# [Short task]
What do the lines from the one containing "Reverse-engineer this chart into JSON." through the end of the entries say? Quote them exactly, and only them.

# [The data]
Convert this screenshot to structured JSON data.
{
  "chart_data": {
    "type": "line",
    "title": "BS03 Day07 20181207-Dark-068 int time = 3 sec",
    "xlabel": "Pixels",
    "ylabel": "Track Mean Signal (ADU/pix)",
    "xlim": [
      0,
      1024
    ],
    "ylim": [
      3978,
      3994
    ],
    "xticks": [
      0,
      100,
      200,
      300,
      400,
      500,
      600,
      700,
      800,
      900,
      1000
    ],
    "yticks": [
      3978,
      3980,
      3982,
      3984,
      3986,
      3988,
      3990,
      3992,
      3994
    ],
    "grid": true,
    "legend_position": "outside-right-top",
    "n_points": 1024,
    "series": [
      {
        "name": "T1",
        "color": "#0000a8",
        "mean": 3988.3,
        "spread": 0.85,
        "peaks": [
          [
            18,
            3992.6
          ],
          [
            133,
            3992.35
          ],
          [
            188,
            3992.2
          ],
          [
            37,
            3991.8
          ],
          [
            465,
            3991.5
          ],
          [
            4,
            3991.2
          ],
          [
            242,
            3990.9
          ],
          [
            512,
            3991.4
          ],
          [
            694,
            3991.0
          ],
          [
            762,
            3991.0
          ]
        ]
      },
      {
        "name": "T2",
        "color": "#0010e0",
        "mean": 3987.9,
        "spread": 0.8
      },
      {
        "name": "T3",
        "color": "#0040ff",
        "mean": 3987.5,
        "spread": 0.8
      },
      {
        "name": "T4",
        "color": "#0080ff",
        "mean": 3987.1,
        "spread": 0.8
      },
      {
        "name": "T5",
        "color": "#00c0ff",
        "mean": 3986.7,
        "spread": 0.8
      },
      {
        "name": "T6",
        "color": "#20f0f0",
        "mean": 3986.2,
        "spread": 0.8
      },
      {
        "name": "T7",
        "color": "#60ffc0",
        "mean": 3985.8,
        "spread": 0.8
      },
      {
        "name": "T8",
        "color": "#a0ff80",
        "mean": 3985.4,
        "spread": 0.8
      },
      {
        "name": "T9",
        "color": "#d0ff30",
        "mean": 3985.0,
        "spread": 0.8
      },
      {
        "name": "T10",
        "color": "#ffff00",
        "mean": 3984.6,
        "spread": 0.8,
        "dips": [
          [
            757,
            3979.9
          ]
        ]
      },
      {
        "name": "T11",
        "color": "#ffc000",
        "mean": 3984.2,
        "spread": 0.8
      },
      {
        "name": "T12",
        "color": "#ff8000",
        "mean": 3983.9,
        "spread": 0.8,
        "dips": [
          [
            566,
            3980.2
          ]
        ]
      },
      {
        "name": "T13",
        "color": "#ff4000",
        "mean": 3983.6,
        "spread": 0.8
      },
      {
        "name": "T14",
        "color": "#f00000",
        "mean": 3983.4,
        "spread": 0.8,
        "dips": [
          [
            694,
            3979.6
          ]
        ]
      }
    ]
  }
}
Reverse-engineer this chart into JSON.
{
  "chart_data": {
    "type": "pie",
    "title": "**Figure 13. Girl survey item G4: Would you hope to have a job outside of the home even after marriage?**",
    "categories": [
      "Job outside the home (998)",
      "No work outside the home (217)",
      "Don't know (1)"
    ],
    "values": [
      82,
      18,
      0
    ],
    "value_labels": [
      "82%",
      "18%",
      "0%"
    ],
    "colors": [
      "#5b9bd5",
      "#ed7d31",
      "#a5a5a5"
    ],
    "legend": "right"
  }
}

# [Task response]
Reverse-engineer this chart into JSON.
{
  "chart_data": {
    "type": "pie",
    "title": "**Figure 13. Girl survey item G4: Would you hope to have a job outside of the home even after marriage?**",
    "categories": [
      "Job outside the home (998)",
      "No work outside the home (217)",
      "Don't know (1)"
    ],
    "values": [
      82,
      18,
      0
    ],
    "value_labels": [
      "82%",
      "18%",
      "0%"
    ],
    "colors": [
      "#5b9bd5",
      "#ed7d31",
      "#a5a5a5"
    ],
    "legend": "right"
  }
}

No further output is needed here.